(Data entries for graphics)
********************

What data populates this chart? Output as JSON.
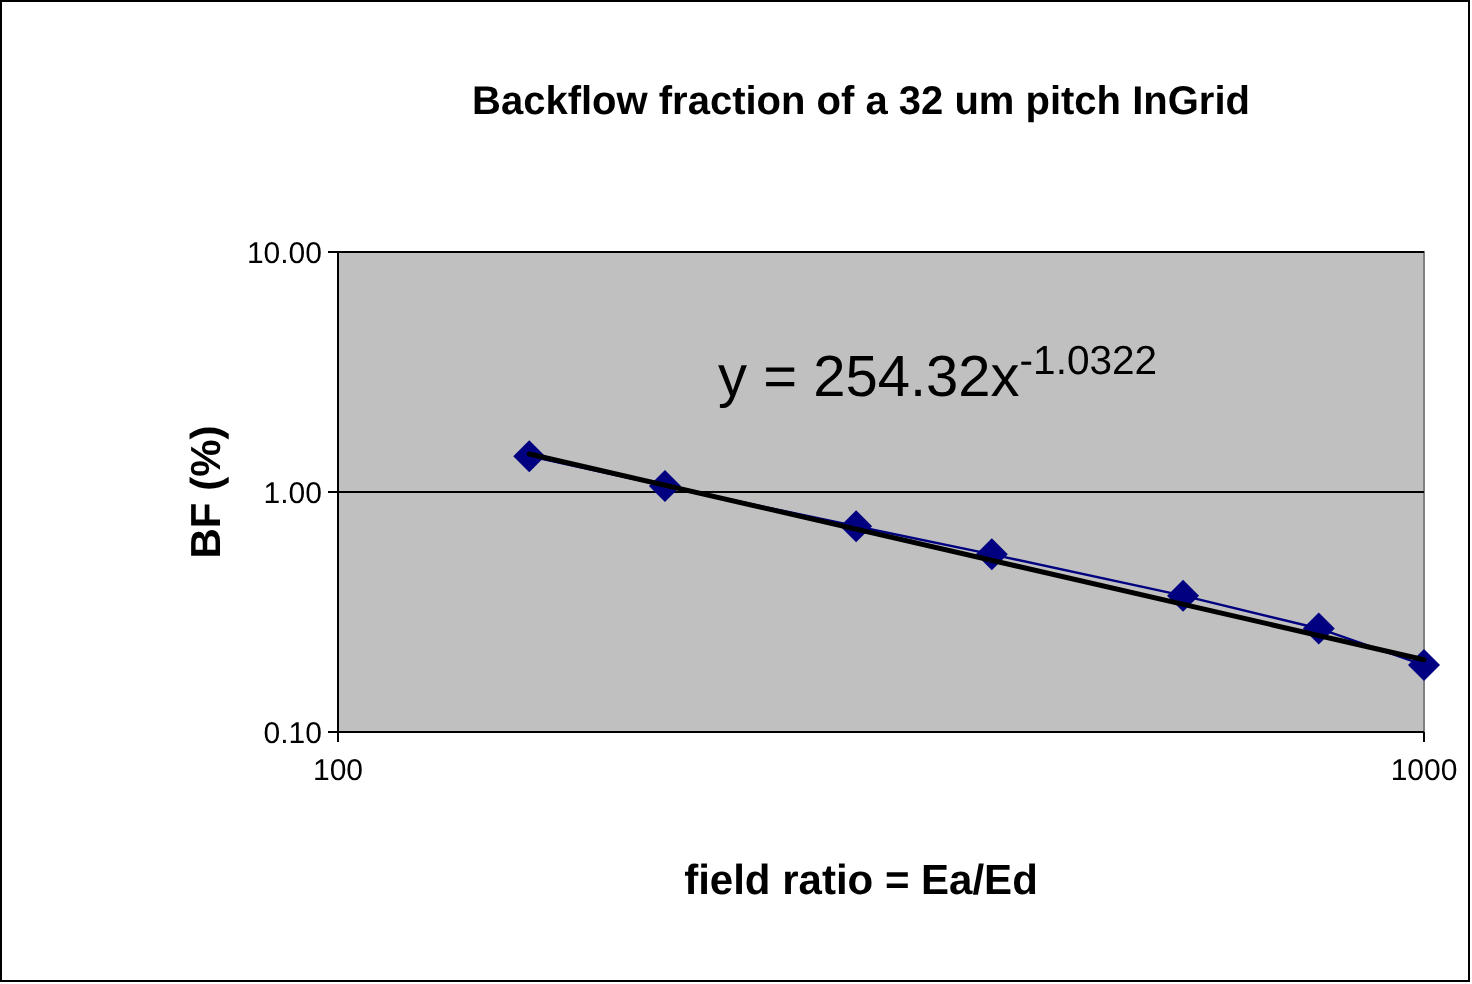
{
  "chart_data": {
    "type": "line",
    "title": "Backflow fraction of a 32 um pitch InGrid",
    "xlabel": "field ratio = Ea/Ed",
    "ylabel": "BF (%)",
    "log": "xy",
    "xlim": [
      100,
      1000
    ],
    "ylim": [
      0.1,
      10
    ],
    "xticks": [
      100,
      1000
    ],
    "yticks": [
      {
        "value": 0.1,
        "label": "0.10"
      },
      {
        "value": 1,
        "label": "1.00"
      },
      {
        "value": 10,
        "label": "10.00"
      }
    ],
    "grid": "y",
    "annotations": [
      "y = 254.32x$^{-1.0322}$"
    ],
    "series": [
      {
        "color": "#000080",
        "marker": "diamond",
        "x": [
          150,
          200,
          300,
          400,
          600,
          800,
          1000
        ],
        "values": [
          1.41,
          1.06,
          0.72,
          0.55,
          0.37,
          0.27,
          0.19
        ]
      },
      {
        "color": "#000000",
        "marker": "none",
        "x": [
          150,
          1000
        ],
        "values": [
          1.44,
          0.2
        ]
      }
    ]
  }
}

********************

*PROMPT:*
Leave out the pictures and output every record above precisely as given.

*EXPECTED ANSWER:*
What data populates this chart? Output as JSON.
{
  "chart_data": {
    "type": "line",
    "title": "Backflow fraction of a 32 um pitch InGrid",
    "xlabel": "field ratio = Ea/Ed",
    "ylabel": "BF (%)",
    "log": "xy",
    "xlim": [
      100,
      1000
    ],
    "ylim": [
      0.1,
      10
    ],
    "xticks": [
      100,
      1000
    ],
    "yticks": [
      {
        "value": 0.1,
        "label": "0.10"
      },
      {
        "value": 1,
        "label": "1.00"
      },
      {
        "value": 10,
        "label": "10.00"
      }
    ],
    "grid": "y",
    "annotations": [
      "y = 254.32x$^{-1.0322}$"
    ],
    "series": [
      {
        "color": "#000080",
        "marker": "diamond",
        "x": [
          150,
          200,
          300,
          400,
          600,
          800,
          1000
        ],
        "values": [
          1.41,
          1.06,
          0.72,
          0.55,
          0.37,
          0.27,
          0.19
        ]
      },
      {
        "color": "#000000",
        "marker": "none",
        "x": [
          150,
          1000
        ],
        "values": [
          1.44,
          0.2
        ]
      }
    ]
  }
}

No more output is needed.